Records from a collection of figures:
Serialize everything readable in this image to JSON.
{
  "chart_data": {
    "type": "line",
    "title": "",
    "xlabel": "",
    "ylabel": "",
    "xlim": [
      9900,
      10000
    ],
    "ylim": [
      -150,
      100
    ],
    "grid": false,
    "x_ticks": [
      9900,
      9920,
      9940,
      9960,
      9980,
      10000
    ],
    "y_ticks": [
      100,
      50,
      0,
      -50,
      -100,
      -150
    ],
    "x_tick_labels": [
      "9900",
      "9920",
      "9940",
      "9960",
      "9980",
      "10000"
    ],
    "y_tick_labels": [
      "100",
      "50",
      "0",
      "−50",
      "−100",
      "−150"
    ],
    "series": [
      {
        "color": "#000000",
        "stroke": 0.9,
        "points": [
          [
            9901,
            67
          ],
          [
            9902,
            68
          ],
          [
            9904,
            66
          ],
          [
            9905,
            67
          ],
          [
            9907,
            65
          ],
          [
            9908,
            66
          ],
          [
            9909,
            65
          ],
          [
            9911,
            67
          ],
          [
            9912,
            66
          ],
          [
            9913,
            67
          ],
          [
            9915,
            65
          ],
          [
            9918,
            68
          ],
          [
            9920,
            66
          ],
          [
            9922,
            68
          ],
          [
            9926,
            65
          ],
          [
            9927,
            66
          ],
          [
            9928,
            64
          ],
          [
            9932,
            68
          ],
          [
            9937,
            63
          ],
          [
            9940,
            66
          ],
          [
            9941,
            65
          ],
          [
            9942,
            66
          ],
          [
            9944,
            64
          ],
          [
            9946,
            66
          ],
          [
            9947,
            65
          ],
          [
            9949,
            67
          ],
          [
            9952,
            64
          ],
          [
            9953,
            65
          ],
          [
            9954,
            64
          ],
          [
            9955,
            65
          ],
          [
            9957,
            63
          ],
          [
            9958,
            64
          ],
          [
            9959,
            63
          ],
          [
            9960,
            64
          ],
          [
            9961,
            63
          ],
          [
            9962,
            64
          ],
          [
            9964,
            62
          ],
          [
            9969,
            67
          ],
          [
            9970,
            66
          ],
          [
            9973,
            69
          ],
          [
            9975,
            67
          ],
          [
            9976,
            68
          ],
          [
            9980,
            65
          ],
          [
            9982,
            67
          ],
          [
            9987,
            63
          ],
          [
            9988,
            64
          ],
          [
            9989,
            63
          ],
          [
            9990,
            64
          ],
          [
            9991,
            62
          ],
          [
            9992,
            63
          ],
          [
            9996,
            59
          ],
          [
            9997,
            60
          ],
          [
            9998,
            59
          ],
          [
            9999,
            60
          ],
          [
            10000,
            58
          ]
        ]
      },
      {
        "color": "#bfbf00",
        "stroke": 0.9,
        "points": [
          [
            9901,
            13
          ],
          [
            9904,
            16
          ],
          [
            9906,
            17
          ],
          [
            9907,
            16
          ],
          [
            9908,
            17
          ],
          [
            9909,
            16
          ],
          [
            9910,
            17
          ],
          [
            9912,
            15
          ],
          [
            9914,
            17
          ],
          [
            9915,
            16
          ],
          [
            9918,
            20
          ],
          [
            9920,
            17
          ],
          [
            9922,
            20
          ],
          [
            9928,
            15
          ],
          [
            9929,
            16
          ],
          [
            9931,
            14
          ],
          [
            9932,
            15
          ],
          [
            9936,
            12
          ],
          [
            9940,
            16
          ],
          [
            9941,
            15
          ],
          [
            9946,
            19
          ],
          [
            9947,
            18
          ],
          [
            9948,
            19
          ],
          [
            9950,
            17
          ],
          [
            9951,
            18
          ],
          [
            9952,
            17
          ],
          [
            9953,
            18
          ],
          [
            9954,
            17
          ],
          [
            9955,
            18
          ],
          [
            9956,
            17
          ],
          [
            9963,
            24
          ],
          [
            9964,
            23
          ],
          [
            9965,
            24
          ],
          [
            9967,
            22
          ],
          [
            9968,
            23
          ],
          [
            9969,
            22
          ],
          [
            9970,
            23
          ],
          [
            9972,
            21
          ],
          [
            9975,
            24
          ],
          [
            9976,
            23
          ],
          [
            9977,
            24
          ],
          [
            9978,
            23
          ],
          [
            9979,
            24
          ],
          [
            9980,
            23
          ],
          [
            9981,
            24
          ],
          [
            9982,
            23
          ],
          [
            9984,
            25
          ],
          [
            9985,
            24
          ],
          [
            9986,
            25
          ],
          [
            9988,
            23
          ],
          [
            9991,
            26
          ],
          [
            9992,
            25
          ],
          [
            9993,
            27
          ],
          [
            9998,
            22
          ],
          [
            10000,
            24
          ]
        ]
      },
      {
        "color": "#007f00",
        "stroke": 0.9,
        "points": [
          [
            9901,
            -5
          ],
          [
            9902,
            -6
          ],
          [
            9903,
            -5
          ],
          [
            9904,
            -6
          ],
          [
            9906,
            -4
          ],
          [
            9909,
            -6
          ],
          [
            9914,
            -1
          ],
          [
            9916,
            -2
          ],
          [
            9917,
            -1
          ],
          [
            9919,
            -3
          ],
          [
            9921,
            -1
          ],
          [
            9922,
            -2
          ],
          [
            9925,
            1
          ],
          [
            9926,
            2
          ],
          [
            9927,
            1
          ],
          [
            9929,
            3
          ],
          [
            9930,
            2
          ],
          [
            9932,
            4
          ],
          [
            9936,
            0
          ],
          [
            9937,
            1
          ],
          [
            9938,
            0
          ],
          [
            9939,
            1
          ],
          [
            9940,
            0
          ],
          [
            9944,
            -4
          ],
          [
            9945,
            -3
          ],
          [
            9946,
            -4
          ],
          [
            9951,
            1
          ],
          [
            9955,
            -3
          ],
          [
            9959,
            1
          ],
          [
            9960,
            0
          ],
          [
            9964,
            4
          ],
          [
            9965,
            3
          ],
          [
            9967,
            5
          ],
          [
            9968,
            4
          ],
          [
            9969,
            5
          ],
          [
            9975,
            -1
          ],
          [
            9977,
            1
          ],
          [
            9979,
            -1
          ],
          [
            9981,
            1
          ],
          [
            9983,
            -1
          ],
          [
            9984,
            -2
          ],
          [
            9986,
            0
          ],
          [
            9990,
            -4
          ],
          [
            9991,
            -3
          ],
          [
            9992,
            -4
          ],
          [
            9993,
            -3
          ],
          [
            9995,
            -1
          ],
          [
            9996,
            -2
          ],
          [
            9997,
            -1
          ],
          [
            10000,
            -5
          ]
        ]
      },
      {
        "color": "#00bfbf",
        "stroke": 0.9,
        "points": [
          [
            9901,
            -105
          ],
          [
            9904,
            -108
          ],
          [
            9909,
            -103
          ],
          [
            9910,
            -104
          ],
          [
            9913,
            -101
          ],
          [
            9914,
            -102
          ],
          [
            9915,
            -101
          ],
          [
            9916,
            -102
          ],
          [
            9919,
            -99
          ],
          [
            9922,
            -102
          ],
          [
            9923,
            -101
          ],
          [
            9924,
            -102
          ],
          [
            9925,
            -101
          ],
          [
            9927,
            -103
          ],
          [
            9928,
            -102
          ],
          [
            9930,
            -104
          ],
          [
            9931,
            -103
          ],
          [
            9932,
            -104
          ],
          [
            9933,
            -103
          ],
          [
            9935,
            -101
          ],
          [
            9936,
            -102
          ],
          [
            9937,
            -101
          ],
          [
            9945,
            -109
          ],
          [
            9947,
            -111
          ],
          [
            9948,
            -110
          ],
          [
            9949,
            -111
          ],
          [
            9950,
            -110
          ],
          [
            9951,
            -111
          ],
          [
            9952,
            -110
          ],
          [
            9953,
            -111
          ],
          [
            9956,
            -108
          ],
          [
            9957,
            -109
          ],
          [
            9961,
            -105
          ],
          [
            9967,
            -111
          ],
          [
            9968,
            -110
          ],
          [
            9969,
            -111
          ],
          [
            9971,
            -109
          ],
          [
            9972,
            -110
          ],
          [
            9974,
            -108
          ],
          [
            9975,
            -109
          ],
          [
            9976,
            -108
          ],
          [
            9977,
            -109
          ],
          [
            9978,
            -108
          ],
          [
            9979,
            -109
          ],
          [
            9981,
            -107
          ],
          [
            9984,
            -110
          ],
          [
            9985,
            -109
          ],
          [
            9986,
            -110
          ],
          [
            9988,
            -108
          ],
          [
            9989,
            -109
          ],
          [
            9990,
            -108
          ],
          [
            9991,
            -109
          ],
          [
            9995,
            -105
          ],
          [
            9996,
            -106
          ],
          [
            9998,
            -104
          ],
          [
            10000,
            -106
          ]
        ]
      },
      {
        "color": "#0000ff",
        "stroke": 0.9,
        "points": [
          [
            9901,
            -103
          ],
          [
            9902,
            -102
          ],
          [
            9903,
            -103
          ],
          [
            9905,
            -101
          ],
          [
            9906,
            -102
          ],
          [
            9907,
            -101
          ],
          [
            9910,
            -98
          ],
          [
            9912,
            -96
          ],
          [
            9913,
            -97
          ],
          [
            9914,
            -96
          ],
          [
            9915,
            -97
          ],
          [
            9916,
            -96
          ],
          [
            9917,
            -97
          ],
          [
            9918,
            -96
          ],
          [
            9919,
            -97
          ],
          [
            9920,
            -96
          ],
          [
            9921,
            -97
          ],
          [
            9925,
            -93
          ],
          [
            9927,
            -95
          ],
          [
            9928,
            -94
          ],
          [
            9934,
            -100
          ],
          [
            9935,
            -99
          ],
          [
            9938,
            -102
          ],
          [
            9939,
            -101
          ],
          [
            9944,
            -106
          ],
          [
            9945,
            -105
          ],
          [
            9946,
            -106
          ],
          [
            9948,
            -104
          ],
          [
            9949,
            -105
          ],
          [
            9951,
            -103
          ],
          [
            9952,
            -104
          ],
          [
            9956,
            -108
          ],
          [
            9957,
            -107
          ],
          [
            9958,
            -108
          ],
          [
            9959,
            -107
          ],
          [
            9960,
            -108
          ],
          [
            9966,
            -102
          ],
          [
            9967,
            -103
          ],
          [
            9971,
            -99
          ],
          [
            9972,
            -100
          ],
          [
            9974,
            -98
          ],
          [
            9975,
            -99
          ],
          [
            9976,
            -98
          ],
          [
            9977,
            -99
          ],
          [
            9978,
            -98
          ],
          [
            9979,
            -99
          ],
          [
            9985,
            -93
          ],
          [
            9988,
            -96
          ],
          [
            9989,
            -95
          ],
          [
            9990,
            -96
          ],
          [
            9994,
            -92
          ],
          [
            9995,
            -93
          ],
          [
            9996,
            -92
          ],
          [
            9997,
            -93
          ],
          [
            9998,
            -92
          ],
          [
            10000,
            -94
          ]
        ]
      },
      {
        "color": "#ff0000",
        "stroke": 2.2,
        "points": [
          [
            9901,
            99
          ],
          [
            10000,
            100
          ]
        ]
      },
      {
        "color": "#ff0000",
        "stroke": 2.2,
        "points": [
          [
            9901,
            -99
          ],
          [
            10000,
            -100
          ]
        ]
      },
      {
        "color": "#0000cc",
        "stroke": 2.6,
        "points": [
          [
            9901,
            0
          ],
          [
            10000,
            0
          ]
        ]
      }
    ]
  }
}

* * *

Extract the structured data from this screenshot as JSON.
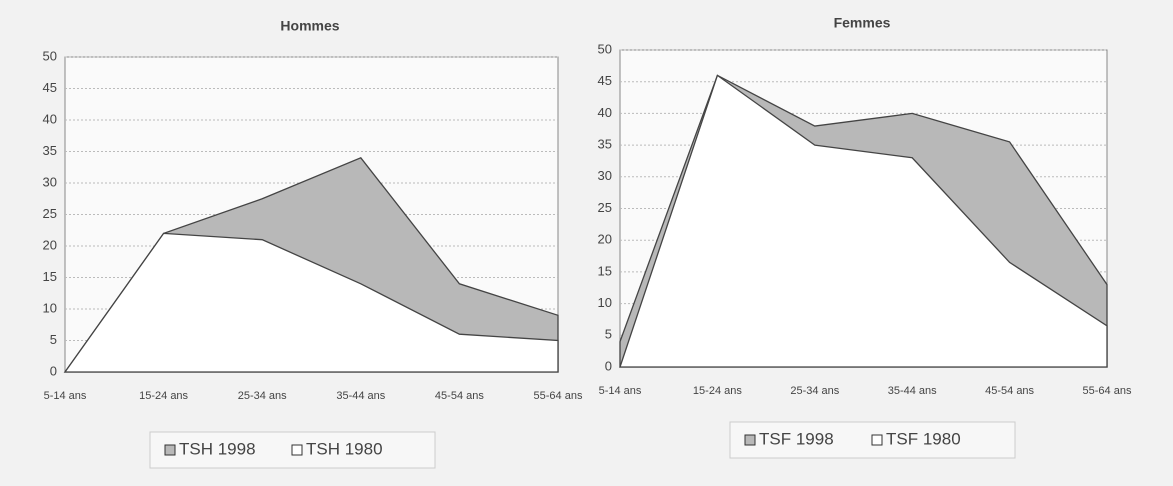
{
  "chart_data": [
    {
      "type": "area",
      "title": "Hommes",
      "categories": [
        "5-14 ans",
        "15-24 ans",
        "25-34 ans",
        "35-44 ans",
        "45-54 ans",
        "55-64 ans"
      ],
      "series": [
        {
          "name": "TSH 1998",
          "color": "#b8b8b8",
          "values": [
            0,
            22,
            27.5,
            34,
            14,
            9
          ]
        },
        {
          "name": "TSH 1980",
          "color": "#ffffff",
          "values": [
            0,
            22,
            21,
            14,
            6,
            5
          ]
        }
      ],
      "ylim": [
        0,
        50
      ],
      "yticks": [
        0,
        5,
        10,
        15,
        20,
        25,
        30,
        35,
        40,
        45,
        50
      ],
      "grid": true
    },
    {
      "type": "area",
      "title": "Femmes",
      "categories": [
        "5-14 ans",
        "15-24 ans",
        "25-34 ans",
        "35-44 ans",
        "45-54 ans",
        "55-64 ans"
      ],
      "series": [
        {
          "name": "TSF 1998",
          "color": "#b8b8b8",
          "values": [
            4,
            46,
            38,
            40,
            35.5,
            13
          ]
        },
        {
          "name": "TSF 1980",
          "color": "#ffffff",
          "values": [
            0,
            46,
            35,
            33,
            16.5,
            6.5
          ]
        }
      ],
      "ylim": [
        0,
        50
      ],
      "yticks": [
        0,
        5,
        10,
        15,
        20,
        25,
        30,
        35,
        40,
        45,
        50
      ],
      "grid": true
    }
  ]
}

**WORK TO DO:**
Pick out, from the lines above, every one that contains the string "JSON".

**ANSWER TO THE TASK:**
Serialize everything readable in this image to JSON.
Extract the structured data from this screenshot as JSON.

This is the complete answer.